[Start Record set]

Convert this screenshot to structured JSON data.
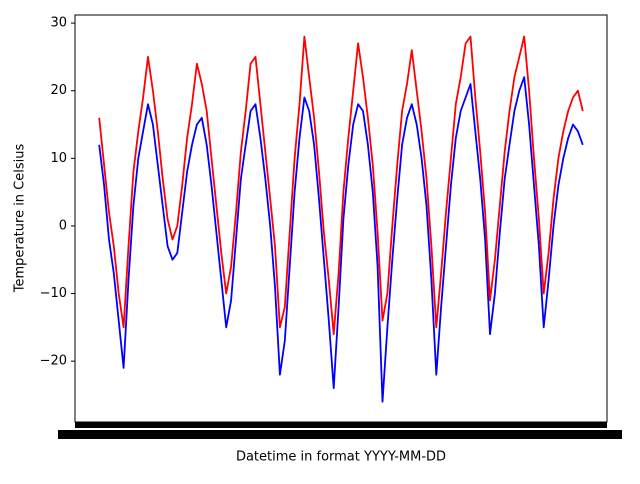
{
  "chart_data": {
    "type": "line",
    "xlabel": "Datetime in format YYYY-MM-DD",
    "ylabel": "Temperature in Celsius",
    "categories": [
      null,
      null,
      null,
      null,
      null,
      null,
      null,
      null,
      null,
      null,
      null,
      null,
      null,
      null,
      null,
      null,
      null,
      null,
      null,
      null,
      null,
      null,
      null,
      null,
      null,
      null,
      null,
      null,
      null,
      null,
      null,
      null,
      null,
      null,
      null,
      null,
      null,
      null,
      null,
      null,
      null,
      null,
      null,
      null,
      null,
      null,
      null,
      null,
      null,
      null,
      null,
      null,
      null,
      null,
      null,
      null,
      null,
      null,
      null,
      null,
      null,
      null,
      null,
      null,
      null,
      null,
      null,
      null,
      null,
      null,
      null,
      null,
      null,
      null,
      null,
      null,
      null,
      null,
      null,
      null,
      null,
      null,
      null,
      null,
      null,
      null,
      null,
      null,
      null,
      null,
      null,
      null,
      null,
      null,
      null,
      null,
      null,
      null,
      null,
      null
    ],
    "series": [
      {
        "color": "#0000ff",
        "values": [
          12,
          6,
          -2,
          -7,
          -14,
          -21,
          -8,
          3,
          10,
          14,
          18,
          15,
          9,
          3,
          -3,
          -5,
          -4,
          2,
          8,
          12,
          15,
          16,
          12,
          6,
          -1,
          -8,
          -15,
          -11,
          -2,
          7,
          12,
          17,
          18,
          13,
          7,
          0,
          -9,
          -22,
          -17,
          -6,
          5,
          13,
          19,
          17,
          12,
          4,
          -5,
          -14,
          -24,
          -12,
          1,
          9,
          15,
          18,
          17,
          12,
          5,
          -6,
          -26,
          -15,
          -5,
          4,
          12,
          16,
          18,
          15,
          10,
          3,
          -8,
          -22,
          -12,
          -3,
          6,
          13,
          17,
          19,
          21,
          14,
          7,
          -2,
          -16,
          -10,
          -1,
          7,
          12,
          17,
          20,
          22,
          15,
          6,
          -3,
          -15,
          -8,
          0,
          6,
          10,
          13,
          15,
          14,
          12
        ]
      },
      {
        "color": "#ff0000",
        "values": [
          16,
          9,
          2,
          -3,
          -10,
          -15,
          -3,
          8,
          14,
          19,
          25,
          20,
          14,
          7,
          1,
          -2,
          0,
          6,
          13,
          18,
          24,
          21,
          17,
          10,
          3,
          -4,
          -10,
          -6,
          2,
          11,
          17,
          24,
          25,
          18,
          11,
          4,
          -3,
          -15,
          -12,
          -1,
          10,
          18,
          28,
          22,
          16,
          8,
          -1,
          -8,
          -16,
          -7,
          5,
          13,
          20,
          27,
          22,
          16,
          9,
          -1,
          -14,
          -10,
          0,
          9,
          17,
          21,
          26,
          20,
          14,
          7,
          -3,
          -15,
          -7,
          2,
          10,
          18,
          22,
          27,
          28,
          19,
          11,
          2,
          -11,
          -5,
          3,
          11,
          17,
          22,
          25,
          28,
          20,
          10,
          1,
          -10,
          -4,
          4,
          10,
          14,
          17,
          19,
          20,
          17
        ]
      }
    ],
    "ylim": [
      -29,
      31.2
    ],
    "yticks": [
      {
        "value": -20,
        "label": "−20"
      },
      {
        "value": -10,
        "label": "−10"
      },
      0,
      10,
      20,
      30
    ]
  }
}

[End Record set]
[Start Record set]

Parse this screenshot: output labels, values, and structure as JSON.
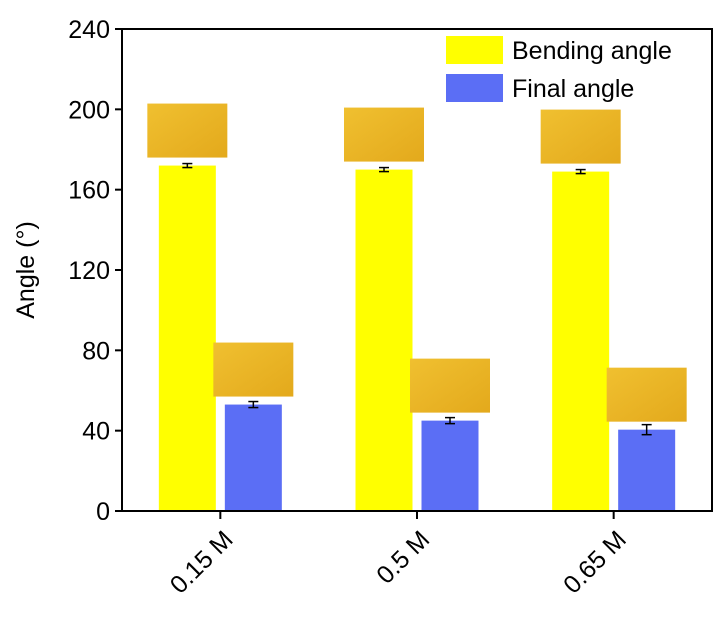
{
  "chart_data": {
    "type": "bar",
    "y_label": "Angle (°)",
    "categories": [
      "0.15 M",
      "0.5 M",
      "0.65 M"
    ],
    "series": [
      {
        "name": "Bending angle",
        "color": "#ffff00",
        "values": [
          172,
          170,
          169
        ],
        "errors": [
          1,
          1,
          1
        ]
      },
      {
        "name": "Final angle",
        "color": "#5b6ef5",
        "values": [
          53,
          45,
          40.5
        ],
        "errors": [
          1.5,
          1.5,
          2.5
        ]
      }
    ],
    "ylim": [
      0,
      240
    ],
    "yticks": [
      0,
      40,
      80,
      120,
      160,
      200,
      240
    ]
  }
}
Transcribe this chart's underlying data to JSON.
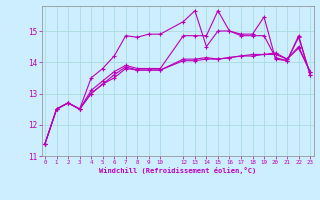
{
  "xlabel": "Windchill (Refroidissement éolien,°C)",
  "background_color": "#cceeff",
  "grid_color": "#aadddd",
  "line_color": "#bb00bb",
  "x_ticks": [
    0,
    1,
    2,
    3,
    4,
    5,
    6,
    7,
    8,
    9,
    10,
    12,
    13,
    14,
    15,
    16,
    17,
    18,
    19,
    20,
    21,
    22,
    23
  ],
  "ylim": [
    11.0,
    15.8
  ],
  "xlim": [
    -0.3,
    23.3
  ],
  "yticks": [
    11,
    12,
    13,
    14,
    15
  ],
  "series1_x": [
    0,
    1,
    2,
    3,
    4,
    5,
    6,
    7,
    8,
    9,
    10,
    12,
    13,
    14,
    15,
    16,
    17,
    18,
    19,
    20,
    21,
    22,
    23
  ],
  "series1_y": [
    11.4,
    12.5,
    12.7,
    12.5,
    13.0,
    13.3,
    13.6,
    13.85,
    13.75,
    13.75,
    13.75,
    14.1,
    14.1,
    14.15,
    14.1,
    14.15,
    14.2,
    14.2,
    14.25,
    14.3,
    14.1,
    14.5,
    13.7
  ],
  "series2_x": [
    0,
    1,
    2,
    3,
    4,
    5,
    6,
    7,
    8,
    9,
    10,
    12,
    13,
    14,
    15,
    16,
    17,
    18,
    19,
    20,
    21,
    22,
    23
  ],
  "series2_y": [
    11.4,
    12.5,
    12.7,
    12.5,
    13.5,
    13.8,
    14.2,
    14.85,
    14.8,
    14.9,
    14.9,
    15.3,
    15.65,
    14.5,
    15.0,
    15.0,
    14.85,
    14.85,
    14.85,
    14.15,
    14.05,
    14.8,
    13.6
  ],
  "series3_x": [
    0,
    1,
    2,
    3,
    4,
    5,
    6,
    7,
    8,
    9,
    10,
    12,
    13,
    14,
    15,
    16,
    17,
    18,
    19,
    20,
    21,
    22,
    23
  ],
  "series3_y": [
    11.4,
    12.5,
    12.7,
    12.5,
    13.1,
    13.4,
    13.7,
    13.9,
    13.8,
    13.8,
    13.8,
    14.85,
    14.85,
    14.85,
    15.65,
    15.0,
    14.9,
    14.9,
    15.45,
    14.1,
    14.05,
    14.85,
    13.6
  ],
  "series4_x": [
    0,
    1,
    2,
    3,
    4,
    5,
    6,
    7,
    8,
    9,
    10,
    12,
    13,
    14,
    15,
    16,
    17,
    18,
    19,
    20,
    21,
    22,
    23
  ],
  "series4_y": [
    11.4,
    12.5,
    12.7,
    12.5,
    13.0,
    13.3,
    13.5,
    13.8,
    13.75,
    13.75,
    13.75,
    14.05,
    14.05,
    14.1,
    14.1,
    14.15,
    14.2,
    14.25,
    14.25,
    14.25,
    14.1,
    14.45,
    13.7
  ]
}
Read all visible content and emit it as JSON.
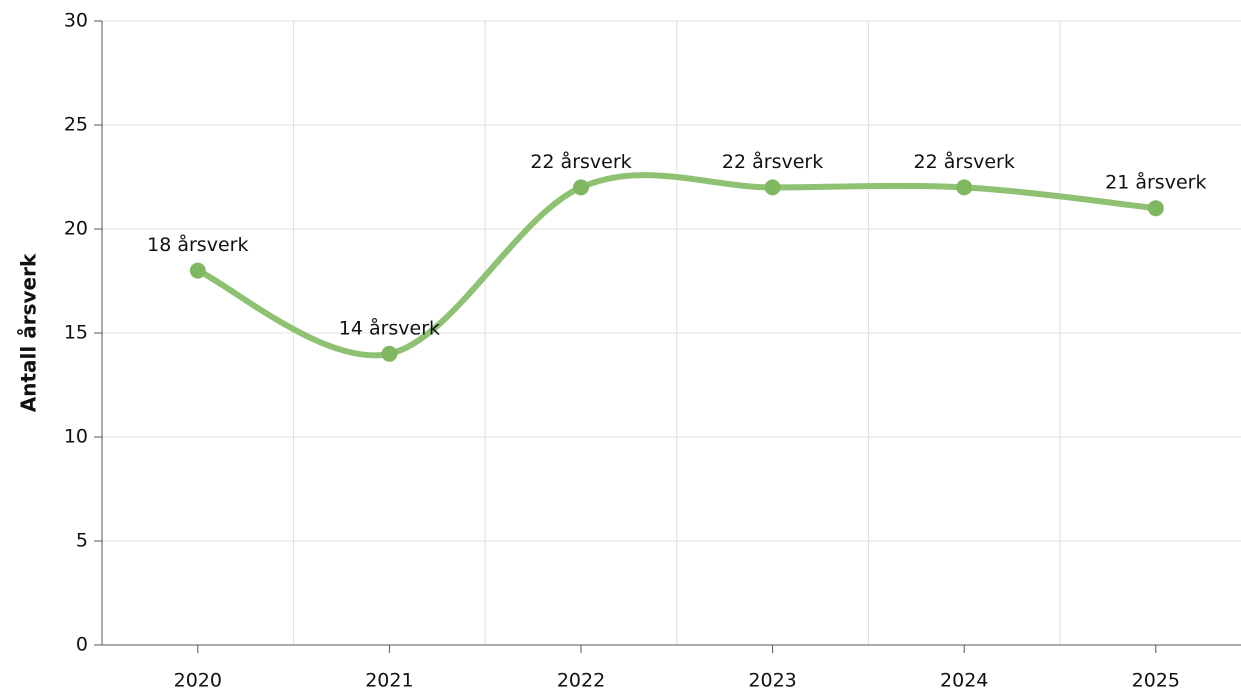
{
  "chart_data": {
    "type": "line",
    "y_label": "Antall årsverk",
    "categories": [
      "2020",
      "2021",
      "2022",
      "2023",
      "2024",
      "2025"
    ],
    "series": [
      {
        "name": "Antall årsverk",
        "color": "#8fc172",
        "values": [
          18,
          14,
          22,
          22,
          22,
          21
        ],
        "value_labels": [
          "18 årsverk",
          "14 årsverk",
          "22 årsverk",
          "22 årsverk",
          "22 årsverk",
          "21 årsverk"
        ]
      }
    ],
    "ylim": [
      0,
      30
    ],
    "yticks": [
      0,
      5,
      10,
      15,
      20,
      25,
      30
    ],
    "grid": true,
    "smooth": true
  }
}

[End Record set]

▶ [Problem] Only a number is wanted: how many lines above include "Antall"?

▶ [Reply to the task] 2